[BEGIN PROVIDED MATERIAL]

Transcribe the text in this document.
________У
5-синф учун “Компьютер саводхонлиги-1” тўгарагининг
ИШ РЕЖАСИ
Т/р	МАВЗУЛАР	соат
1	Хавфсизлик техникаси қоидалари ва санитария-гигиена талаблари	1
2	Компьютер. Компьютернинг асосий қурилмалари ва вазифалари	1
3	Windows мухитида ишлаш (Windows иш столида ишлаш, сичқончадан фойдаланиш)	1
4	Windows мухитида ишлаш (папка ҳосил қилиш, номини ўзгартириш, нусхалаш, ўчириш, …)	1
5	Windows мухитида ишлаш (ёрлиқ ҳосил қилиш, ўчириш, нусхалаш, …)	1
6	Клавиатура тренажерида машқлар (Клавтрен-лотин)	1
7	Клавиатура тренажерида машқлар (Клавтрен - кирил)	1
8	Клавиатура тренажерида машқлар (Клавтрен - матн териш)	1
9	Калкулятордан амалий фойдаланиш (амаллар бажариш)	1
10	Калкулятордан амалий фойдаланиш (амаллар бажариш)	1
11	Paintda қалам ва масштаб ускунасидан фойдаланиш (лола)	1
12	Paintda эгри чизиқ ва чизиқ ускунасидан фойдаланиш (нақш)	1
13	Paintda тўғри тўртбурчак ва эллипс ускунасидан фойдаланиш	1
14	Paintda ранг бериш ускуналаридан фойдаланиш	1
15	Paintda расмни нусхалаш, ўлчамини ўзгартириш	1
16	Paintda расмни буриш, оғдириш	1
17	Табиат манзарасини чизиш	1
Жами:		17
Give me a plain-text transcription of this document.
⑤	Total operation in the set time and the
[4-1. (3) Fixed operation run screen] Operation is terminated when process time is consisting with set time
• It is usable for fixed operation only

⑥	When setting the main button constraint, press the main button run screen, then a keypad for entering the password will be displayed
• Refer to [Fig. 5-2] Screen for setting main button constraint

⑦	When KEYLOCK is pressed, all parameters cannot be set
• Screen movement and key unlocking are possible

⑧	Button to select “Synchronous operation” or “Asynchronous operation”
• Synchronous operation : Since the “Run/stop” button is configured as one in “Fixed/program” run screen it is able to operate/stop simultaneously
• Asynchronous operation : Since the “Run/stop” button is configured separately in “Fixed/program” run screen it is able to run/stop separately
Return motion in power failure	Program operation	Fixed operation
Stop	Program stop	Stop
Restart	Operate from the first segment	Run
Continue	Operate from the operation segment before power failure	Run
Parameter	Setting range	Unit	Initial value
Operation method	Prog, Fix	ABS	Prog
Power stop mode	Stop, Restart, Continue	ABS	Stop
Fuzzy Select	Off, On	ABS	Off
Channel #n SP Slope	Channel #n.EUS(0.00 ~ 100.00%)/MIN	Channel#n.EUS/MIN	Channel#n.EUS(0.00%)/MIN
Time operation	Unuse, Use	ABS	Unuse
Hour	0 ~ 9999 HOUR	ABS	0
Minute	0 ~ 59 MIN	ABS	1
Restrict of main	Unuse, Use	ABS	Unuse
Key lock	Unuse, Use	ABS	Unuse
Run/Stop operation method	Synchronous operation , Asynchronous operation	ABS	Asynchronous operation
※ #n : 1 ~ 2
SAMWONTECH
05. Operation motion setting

[END PROVIDED MATERIAL]
[BEGIN PROVIDED MATERIAL]

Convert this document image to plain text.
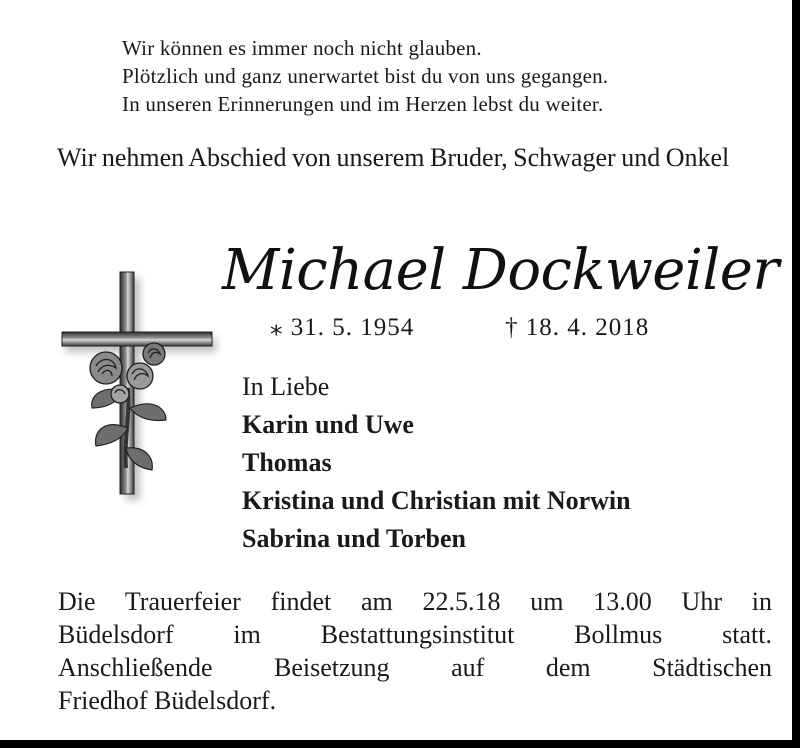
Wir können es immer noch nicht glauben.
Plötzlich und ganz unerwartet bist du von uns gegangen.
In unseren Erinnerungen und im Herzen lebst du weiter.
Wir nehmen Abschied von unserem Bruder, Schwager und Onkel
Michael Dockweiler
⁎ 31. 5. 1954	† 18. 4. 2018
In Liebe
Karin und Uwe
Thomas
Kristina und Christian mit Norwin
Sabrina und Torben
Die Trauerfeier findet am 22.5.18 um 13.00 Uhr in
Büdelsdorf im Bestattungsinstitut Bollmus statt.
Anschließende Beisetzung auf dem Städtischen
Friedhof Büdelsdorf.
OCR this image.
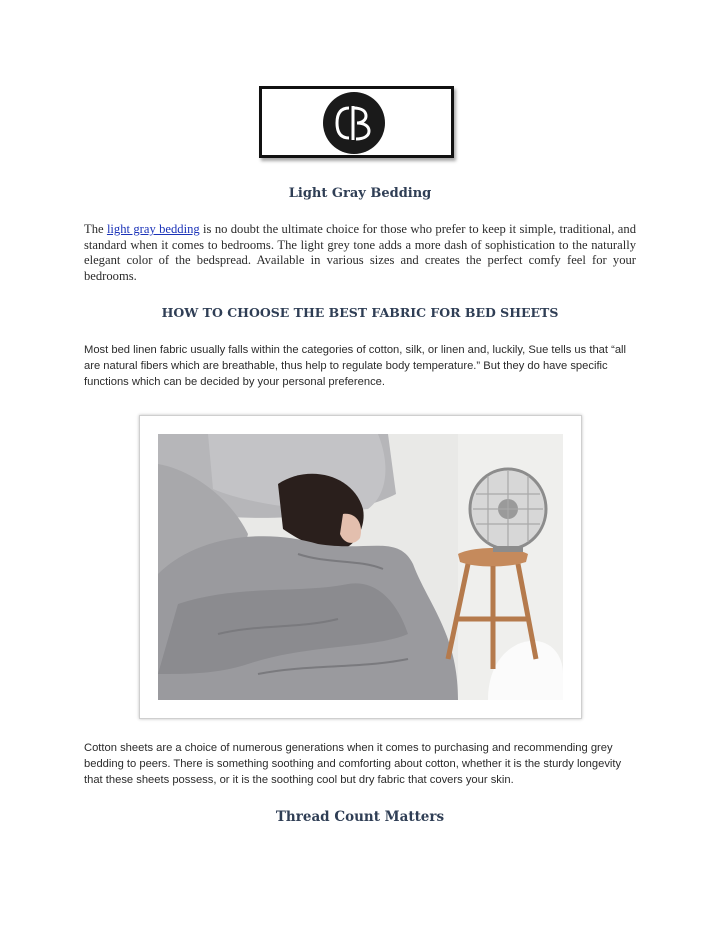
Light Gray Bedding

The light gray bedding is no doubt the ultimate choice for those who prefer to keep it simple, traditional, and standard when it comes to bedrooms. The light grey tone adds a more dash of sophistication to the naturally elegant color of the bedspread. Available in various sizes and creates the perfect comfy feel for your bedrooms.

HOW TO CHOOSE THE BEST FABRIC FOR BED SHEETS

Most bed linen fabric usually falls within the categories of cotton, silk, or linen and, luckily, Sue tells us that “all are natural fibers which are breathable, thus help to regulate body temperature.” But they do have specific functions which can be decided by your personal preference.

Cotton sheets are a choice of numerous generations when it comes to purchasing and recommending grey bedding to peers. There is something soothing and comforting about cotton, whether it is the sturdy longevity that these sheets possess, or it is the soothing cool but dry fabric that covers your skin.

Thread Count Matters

[END PROVIDED MATERIAL]
[BEGIN PROVIDED MATERIAL]

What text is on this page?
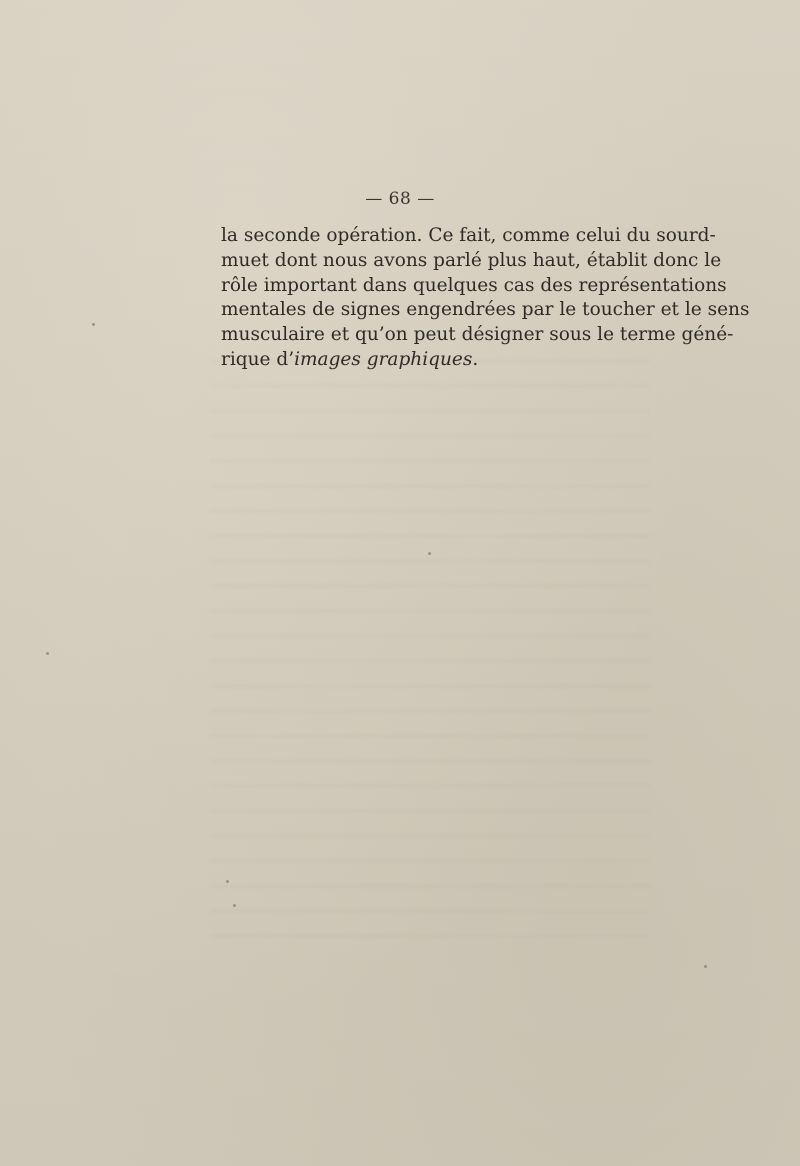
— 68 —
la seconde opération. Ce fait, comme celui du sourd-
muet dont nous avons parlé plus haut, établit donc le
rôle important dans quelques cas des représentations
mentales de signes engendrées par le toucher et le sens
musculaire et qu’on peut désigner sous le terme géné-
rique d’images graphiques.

[END PROVIDED MATERIAL]

= SET EXERCISE =
Gather up the lines containing the word "ишлаш" from these records and copy them.

= RESPONSE TO THIS EXERCISE =
3	Windows мухитида ишлаш (Windows иш столида ишлаш, сичқончадан фойдаланиш)	1
4	Windows мухитида ишлаш (папка ҳосил қилиш, номини ўзгартириш, нусхалаш, ўчириш, …)	1
5	Windows мухитида ишлаш (ёрлиқ ҳосил қилиш, ўчириш, нусхалаш, …)	1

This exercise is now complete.